### Exercise prompt
From the listing below, pull each line that includes "sajandi".
········
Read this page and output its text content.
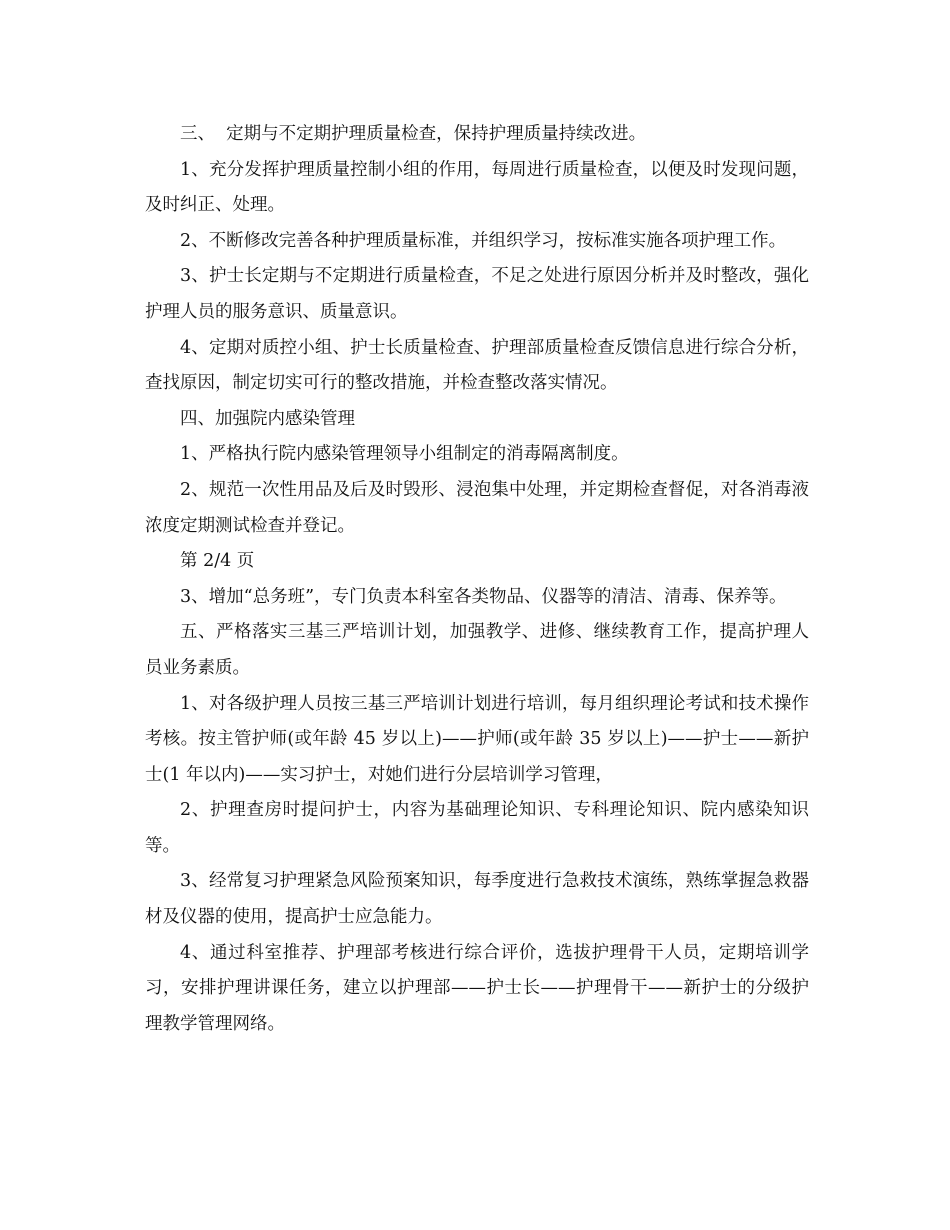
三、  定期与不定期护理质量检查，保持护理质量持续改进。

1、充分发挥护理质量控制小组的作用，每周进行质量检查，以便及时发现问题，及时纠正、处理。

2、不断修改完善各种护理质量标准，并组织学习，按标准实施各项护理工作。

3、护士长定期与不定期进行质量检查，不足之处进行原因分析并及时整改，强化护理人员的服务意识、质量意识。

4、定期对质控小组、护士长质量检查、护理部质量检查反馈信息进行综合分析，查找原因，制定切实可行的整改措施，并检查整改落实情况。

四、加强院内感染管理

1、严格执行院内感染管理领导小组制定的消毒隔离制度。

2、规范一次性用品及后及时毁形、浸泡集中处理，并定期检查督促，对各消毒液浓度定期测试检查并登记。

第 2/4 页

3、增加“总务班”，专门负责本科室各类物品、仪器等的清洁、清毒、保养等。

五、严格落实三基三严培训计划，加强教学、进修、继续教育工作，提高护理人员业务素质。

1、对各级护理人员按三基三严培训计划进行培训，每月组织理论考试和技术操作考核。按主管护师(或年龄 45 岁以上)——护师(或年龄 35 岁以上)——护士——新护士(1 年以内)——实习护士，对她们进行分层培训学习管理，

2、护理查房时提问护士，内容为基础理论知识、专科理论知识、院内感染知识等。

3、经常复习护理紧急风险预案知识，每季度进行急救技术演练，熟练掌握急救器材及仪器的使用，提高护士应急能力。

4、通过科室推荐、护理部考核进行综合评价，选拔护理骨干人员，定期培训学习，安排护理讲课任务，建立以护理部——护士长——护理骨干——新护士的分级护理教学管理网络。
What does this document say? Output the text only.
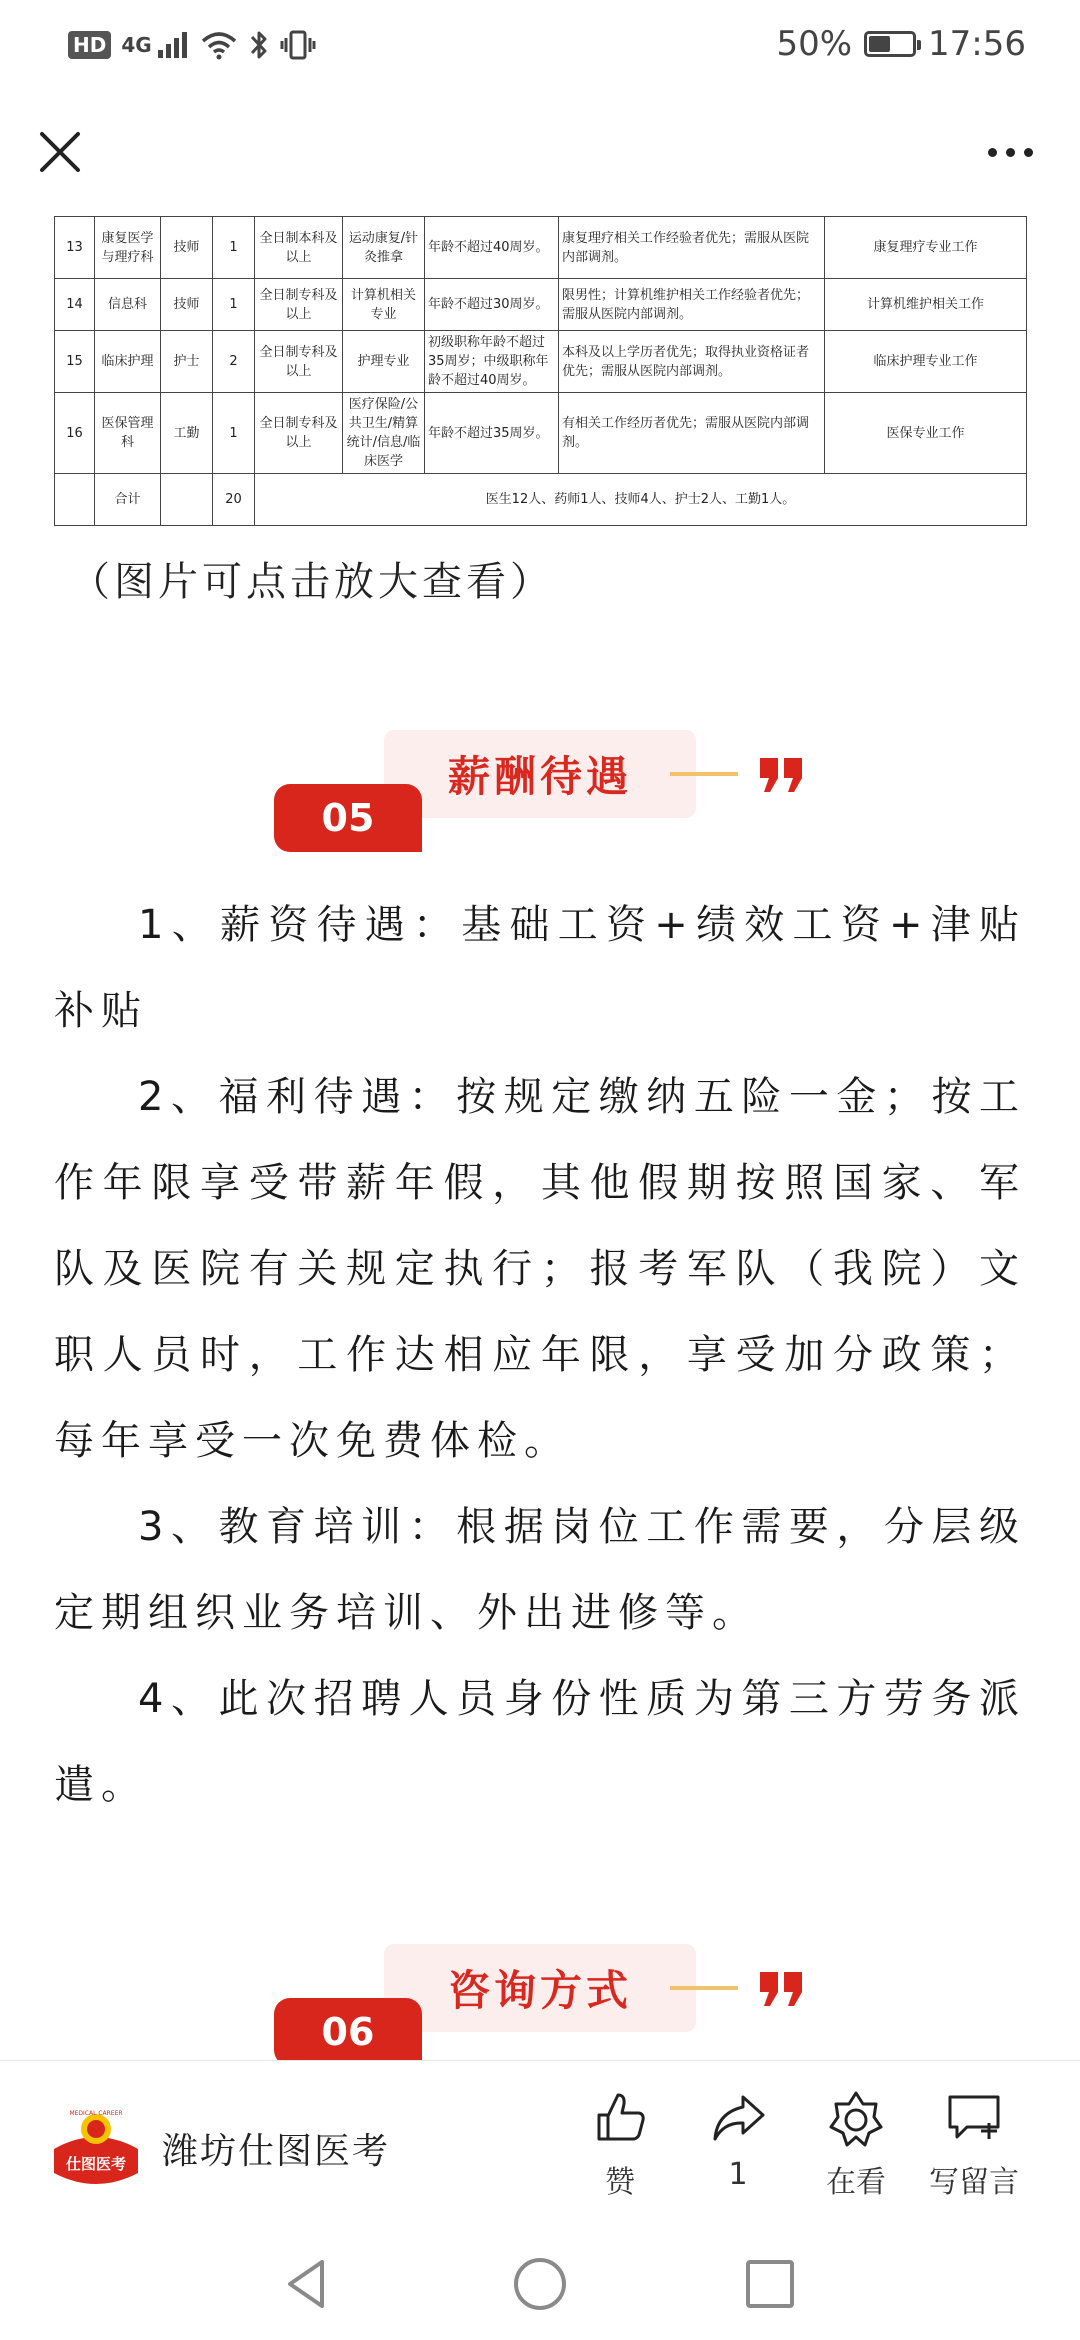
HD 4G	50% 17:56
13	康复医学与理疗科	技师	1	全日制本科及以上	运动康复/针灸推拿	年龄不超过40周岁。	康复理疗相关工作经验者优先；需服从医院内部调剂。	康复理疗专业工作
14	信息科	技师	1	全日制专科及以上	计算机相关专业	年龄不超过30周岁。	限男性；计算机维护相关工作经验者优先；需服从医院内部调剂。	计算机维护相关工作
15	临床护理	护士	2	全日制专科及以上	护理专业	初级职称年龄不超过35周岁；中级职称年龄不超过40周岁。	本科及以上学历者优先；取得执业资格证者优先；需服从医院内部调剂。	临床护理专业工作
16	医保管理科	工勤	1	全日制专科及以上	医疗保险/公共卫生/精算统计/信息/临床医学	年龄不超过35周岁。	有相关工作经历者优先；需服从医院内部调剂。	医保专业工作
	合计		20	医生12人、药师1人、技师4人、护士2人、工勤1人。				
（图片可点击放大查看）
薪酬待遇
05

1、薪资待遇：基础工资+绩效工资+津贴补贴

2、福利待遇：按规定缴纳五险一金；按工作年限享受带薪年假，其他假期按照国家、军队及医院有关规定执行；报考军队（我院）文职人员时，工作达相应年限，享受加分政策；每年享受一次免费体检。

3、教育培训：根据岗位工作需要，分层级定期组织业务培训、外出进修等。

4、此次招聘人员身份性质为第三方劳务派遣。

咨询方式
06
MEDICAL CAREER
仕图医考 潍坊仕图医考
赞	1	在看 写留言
········
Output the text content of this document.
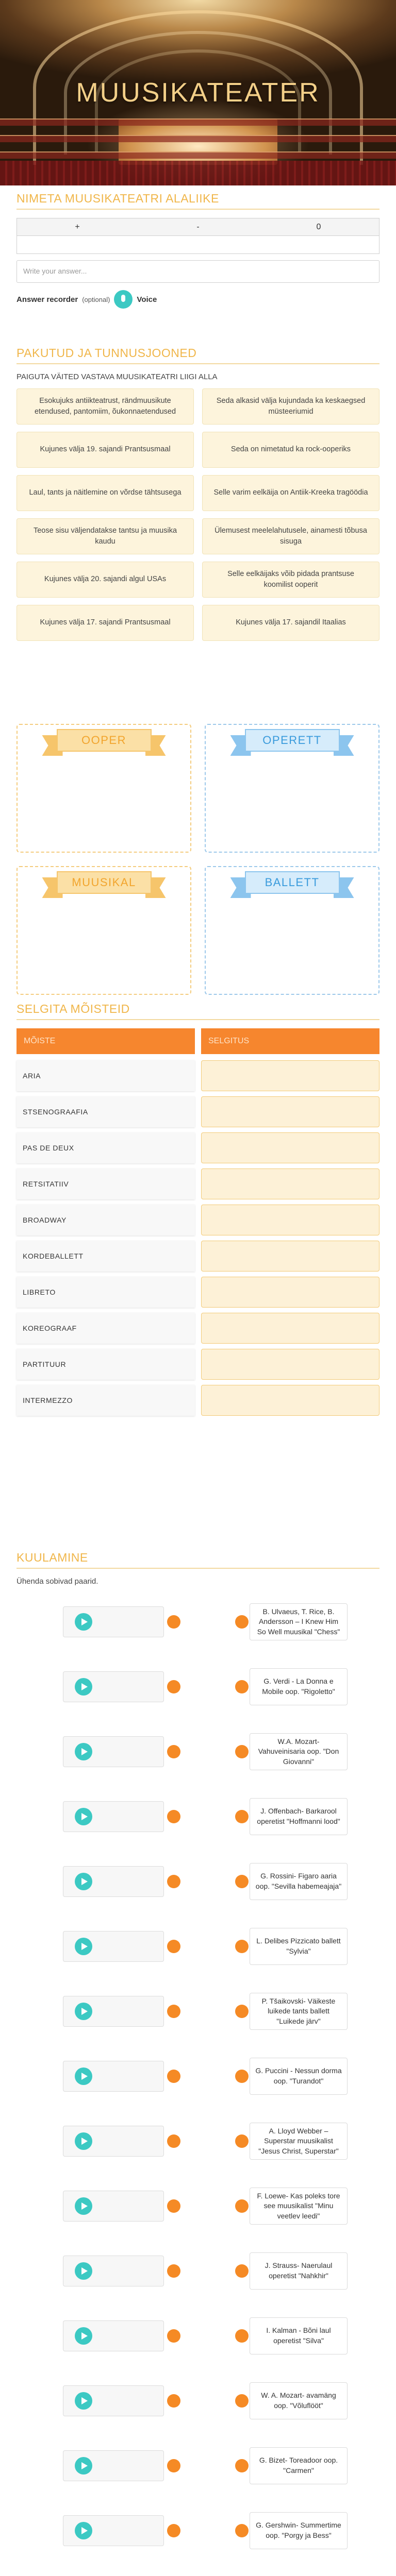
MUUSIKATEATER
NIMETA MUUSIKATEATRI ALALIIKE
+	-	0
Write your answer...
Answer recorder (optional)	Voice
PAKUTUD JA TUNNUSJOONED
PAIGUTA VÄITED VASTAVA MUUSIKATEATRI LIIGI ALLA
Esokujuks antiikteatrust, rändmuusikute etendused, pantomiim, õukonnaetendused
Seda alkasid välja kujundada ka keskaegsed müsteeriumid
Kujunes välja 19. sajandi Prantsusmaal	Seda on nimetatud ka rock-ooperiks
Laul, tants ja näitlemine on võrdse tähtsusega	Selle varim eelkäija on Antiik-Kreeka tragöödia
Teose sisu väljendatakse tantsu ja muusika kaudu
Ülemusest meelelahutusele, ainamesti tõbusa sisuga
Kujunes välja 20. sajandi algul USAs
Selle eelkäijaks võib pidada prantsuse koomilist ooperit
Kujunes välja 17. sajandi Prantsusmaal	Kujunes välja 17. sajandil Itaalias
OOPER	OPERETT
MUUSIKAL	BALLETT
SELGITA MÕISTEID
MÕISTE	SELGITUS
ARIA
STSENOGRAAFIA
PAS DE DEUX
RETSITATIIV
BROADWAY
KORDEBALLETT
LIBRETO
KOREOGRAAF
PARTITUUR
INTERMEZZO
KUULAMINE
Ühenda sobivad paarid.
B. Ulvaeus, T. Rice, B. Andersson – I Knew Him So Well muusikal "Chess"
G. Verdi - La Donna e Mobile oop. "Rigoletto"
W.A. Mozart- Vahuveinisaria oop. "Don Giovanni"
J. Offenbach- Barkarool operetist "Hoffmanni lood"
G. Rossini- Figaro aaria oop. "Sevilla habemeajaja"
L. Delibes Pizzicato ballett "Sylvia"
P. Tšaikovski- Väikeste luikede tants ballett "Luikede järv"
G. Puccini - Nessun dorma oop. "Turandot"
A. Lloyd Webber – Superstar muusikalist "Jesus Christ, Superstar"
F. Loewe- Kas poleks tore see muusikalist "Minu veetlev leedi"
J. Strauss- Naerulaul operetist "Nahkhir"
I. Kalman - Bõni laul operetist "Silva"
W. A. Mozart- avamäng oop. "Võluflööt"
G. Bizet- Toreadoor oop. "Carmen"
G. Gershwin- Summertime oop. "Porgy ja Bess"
········
### Problem solution
Kujunes välja 19. sajandi Prantsusmaal	Seda on nimetatud ka rock-ooperiks
Kujunes välja 20. sajandi algul USAs
Kujunes välja 17. sajandi Prantsusmaal	Kujunes välja 17. sajandil Itaalias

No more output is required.